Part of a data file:
━━━
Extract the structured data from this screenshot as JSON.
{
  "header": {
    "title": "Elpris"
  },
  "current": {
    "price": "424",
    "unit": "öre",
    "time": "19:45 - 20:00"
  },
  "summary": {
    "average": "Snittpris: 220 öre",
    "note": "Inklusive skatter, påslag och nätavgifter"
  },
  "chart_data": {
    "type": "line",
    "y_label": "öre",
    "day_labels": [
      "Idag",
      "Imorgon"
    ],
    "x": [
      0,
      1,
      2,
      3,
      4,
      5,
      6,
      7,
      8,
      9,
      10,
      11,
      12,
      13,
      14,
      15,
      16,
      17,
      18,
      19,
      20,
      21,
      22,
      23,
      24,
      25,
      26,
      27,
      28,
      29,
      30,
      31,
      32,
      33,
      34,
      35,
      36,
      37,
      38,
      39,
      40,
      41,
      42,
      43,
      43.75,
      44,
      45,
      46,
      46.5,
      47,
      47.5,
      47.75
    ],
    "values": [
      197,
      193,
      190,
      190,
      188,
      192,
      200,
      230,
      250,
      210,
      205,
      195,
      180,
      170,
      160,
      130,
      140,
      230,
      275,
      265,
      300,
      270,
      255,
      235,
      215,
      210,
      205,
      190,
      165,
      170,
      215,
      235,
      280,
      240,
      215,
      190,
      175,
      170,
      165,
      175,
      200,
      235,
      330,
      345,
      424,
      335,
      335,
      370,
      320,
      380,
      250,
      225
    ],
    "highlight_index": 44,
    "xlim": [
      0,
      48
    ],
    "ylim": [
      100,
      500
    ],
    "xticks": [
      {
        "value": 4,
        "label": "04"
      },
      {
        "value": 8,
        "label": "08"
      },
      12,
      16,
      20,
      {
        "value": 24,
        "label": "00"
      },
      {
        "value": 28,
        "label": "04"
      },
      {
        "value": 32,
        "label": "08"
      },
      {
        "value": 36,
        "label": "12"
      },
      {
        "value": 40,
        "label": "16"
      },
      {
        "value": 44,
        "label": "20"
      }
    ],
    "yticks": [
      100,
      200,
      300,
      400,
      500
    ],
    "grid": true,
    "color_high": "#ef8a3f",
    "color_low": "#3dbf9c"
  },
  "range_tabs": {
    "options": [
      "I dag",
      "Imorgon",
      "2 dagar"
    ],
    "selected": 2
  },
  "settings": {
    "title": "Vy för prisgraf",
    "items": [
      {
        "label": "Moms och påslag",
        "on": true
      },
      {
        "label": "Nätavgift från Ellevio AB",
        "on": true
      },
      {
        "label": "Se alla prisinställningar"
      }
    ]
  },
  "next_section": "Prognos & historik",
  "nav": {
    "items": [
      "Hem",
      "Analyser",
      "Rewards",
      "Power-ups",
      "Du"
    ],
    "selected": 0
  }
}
━━━
Stated problem
From the data above, copy each line where the string "påslag" appears.

Result
    "note": "Inklusive skatter, påslag och nätavgifter"
        "label": "Moms och påslag",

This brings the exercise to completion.